Requirements. Write out the complete material exactly as it stands.

Input data.

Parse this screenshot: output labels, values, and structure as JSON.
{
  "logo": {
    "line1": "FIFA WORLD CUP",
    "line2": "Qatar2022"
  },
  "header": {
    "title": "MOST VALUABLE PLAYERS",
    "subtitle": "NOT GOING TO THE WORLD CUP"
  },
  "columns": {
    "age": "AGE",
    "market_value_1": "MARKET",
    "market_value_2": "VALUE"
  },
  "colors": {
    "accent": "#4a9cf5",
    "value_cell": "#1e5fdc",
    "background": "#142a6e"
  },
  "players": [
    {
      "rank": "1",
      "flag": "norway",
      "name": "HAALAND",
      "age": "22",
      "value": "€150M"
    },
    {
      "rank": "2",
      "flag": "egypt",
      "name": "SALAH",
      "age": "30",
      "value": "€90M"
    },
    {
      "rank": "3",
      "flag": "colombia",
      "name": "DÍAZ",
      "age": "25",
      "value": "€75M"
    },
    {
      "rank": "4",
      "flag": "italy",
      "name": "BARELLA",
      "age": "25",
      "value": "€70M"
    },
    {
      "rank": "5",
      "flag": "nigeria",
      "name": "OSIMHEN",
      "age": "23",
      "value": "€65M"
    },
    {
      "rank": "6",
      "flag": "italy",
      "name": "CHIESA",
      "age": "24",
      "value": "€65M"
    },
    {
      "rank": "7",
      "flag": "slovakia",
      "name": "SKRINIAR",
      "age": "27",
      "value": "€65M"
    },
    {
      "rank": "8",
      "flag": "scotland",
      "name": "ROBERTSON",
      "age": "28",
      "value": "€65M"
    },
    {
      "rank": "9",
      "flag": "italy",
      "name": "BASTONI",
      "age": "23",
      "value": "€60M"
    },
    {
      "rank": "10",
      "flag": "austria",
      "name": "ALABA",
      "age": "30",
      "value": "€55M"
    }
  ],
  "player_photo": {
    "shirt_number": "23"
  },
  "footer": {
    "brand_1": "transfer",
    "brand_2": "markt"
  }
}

Final answer.
Parse this screenshot: output labels, values, and structure as JSON.
{
  "logo": {
    "line1": "FIFA WORLD CUP",
    "line2": "Qatar2022"
  },
  "header": {
    "title": "MOST VALUABLE PLAYERS",
    "subtitle": "NOT GOING TO THE WORLD CUP"
  },
  "columns": {
    "age": "AGE",
    "market_value_1": "MARKET",
    "market_value_2": "VALUE"
  },
  "colors": {
    "accent": "#4a9cf5",
    "value_cell": "#1e5fdc",
    "background": "#142a6e"
  },
  "players": [
    {
      "rank": "1",
      "flag": "norway",
      "name": "HAALAND",
      "age": "22",
      "value": "€150M"
    },
    {
      "rank": "2",
      "flag": "egypt",
      "name": "SALAH",
      "age": "30",
      "value": "€90M"
    },
    {
      "rank": "3",
      "flag": "colombia",
      "name": "DÍAZ",
      "age": "25",
      "value": "€75M"
    },
    {
      "rank": "4",
      "flag": "italy",
      "name": "BARELLA",
      "age": "25",
      "value": "€70M"
    },
    {
      "rank": "5",
      "flag": "nigeria",
      "name": "OSIMHEN",
      "age": "23",
      "value": "€65M"
    },
    {
      "rank": "6",
      "flag": "italy",
      "name": "CHIESA",
      "age": "24",
      "value": "€65M"
    },
    {
      "rank": "7",
      "flag": "slovakia",
      "name": "SKRINIAR",
      "age": "27",
      "value": "€65M"
    },
    {
      "rank": "8",
      "flag": "scotland",
      "name": "ROBERTSON",
      "age": "28",
      "value": "€65M"
    },
    {
      "rank": "9",
      "flag": "italy",
      "name": "BASTONI",
      "age": "23",
      "value": "€60M"
    },
    {
      "rank": "10",
      "flag": "austria",
      "name": "ALABA",
      "age": "30",
      "value": "€55M"
    }
  ],
  "player_photo": {
    "shirt_number": "23"
  },
  "footer": {
    "brand_1": "transfer",
    "brand_2": "markt"
  }
}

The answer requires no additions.